§ Requirement: Exactly as written, please set down all of the entries again, with no pictures.

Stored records
╭──
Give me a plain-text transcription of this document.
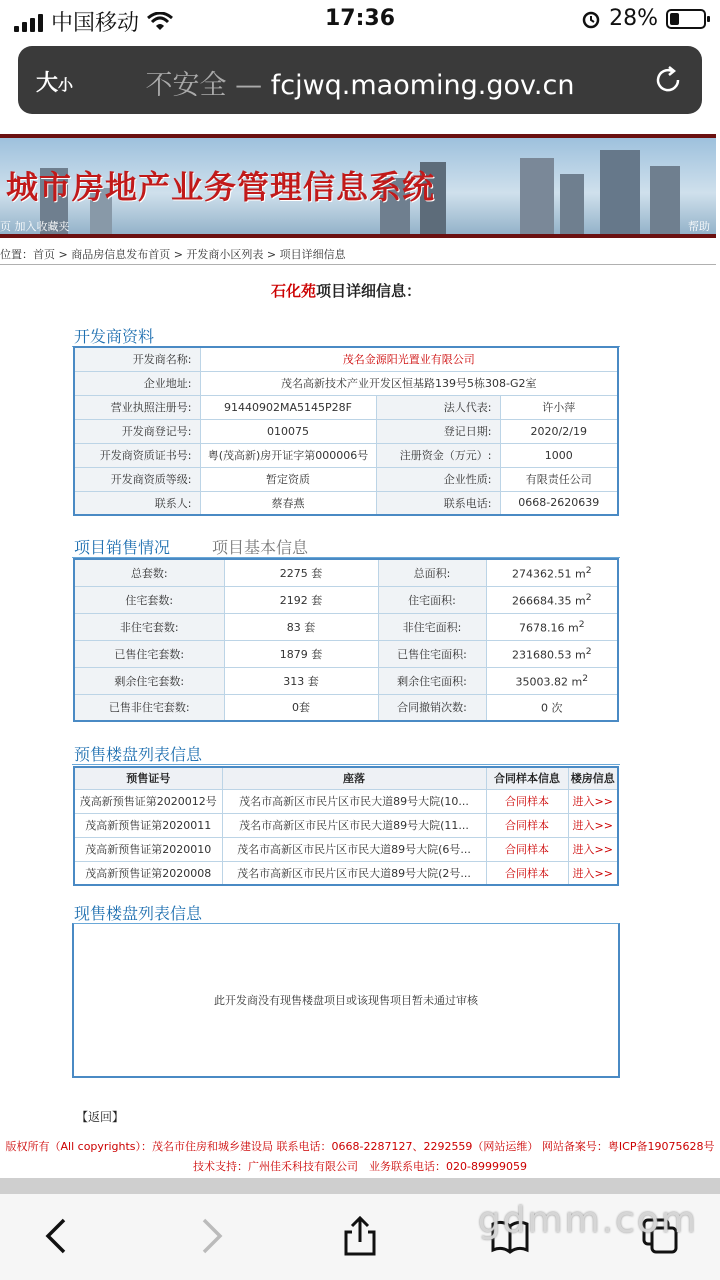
中国移动	17:36	28%
大小	不安全 — fcjwq.maoming.gov.cn
城市房地产业务管理信息系统
页 加入收藏夹	帮助
位置：首页 > 商品房信息发布首页 > 开发商小区列表 > 项目详细信息
石化苑项目详细信息：
开发商资料
开发商名称:	茂名金源阳光置业有限公司		
企业地址:	茂名高新技术产业开发区恒基路139号5栋308-G2室		
营业执照注册号:	91440902MA5145P28F	法人代表:	许小萍
开发商登记号:	010075	登记日期:	2020/2/19
开发商资质证书号:	粤(茂高新)房开证字第000006号	注册资金（万元）:	1000
开发商资质等级:	暂定资质	企业性质:	有限责任公司
联系人:	蔡春燕	联系电话:	0668-2620639
项目销售情况	项目基本信息
总套数:	2275 套	总面积:	274362.51 $m^2$
住宅套数:	2192 套	住宅面积:	266684.35 $m^2$
非住宅套数:	83 套	非住宅面积:	7678.16 $m^2$
已售住宅套数:	1879 套	已售住宅面积:	231680.53 $m^2$
剩余住宅套数:	313 套	剩余住宅面积:	35003.82 $m^2$
已售非住宅套数:	0套	合同撤销次数:	0 次
预售楼盘列表信息
预售证号	座落	合同样本信息	楼房信息
茂高新预售证第2020012号	茂名市高新区市民片区市民大道89号大院(10...	合同样本	进入>>
茂高新预售证第2020011	茂名市高新区市民片区市民大道89号大院(11...	合同样本	进入>>
茂高新预售证第2020010	茂名市高新区市民片区市民大道89号大院(6号...	合同样本	进入>>
茂高新预售证第2020008	茂名市高新区市民片区市民大道89号大院(2号...	合同样本	进入>>
现售楼盘列表信息
此开发商没有现售楼盘项目或该现售项目暂未通过审核
【返回】
版权所有（All copyrights）：茂名市住房和城乡建设局 联系电话：0668-2287127、2292559（网站运维） 网站备案号：粤ICP备19075628号
技术支持：广州佳禾科技有限公司　业务联系电话：020-89999059
gdmm.com
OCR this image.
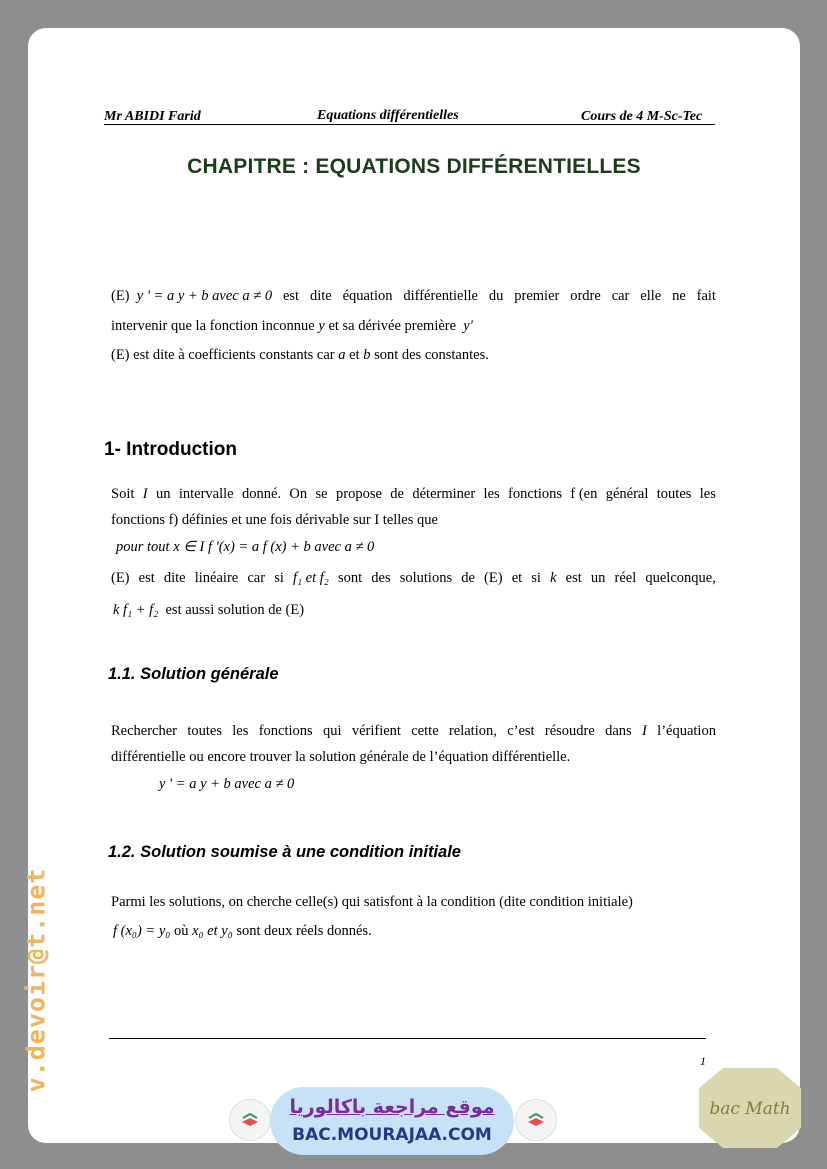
Mr ABIDI Farid	Equations différentielles	Cours de 4 M-Sc-Tec
CHAPITRE : EQUATIONS DIFFÉRENTIELLES
(E) y ' = a y + b avec a ≠ 0 est dite équation différentielle du premier ordre car elle ne fait
intervenir que la fonction inconnue y et sa dérivée première y′
(E) est dite à coefficients constants car a et b sont des constantes.
1- Introduction
Soit I un intervalle donné. On se propose de déterminer les fonctions f (en général toutes les
fonctions f) définies et une fois dérivable sur I telles que
pour tout x ∈ I f '(x) = a f (x) + b avec a ≠ 0
(E) est dite linéaire car si f₁ et f₂ sont des solutions de (E) et si k est un réel quelconque,
k f₁ + f₂ est aussi solution de (E)
1.1. Solution générale
Rechercher toutes les fonctions qui vérifient cette relation, c’est résoudre dans I l’équation
différentielle ou encore trouver la solution générale de l’équation différentielle.
y ' = a y + b avec a ≠ 0
1.2. Solution soumise à une condition initiale
Parmi les solutions, on cherche celle(s) qui satisfont à la condition (dite condition initiale)
f (x₀) = y₀ où x₀ et y₀ sont deux réels donnés.
1
v.devoir@t.net
موقع مراجعة باكالوريا
BAC.MOURAJAA.COM
bac Math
╰──
§ Solved exercise:
Give me a plain-text transcription of this document.
中国移动	17:36	28%
大小	不安全 — fcjwq.maoming.gov.cn
城市房地产业务管理信息系统
页 加入收藏夹	帮助
位置：首页 > 商品房信息发布首页 > 开发商小区列表 > 项目详细信息
石化苑项目详细信息：
开发商资料
开发商名称:	茂名金源阳光置业有限公司		
企业地址:	茂名高新技术产业开发区恒基路139号5栋308-G2室		
营业执照注册号:	91440902MA5145P28F	法人代表:	许小萍
开发商登记号:	010075	登记日期:	2020/2/19
开发商资质证书号:	粤(茂高新)房开证字第000006号	注册资金（万元）:	1000
开发商资质等级:	暂定资质	企业性质:	有限责任公司
联系人:	蔡春燕	联系电话:	0668-2620639
项目销售情况	项目基本信息
总套数:	2275 套	总面积:	274362.51 $m^2$
住宅套数:	2192 套	住宅面积:	266684.35 $m^2$
非住宅套数:	83 套	非住宅面积:	7678.16 $m^2$
已售住宅套数:	1879 套	已售住宅面积:	231680.53 $m^2$
剩余住宅套数:	313 套	剩余住宅面积:	35003.82 $m^2$
已售非住宅套数:	0套	合同撤销次数:	0 次
预售楼盘列表信息
预售证号	座落	合同样本信息	楼房信息
茂高新预售证第2020012号	茂名市高新区市民片区市民大道89号大院(10...	合同样本	进入>>
茂高新预售证第2020011	茂名市高新区市民片区市民大道89号大院(11...	合同样本	进入>>
茂高新预售证第2020010	茂名市高新区市民片区市民大道89号大院(6号...	合同样本	进入>>
茂高新预售证第2020008	茂名市高新区市民片区市民大道89号大院(2号...	合同样本	进入>>
现售楼盘列表信息
此开发商没有现售楼盘项目或该现售项目暂未通过审核
【返回】
版权所有（All copyrights）：茂名市住房和城乡建设局 联系电话：0668-2287127、2292559（网站运维） 网站备案号：粤ICP备19075628号
技术支持：广州佳禾科技有限公司　业务联系电话：020-89999059
gdmm.com
OCR this image.
Mr ABIDI Farid	Equations différentielles	Cours de 4 M-Sc-Tec
CHAPITRE : EQUATIONS DIFFÉRENTIELLES
(E) y ' = a y + b avec a ≠ 0 est dite équation différentielle du premier ordre car elle ne fait
intervenir que la fonction inconnue y et sa dérivée première y′
(E) est dite à coefficients constants car a et b sont des constantes.
1- Introduction
Soit I un intervalle donné. On se propose de déterminer les fonctions f (en général toutes les
fonctions f) définies et une fois dérivable sur I telles que
pour tout x ∈ I f '(x) = a f (x) + b avec a ≠ 0
(E) est dite linéaire car si f₁ et f₂ sont des solutions de (E) et si k est un réel quelconque,
k f₁ + f₂ est aussi solution de (E)
1.1. Solution générale
Rechercher toutes les fonctions qui vérifient cette relation, c’est résoudre dans I l’équation
différentielle ou encore trouver la solution générale de l’équation différentielle.
y ' = a y + b avec a ≠ 0
1.2. Solution soumise à une condition initiale
Parmi les solutions, on cherche celle(s) qui satisfont à la condition (dite condition initiale)
f (x₀) = y₀ où x₀ et y₀ sont deux réels donnés.
1
v.devoir@t.net
موقع مراجعة باكالوريا
BAC.MOURAJAA.COM
bac Math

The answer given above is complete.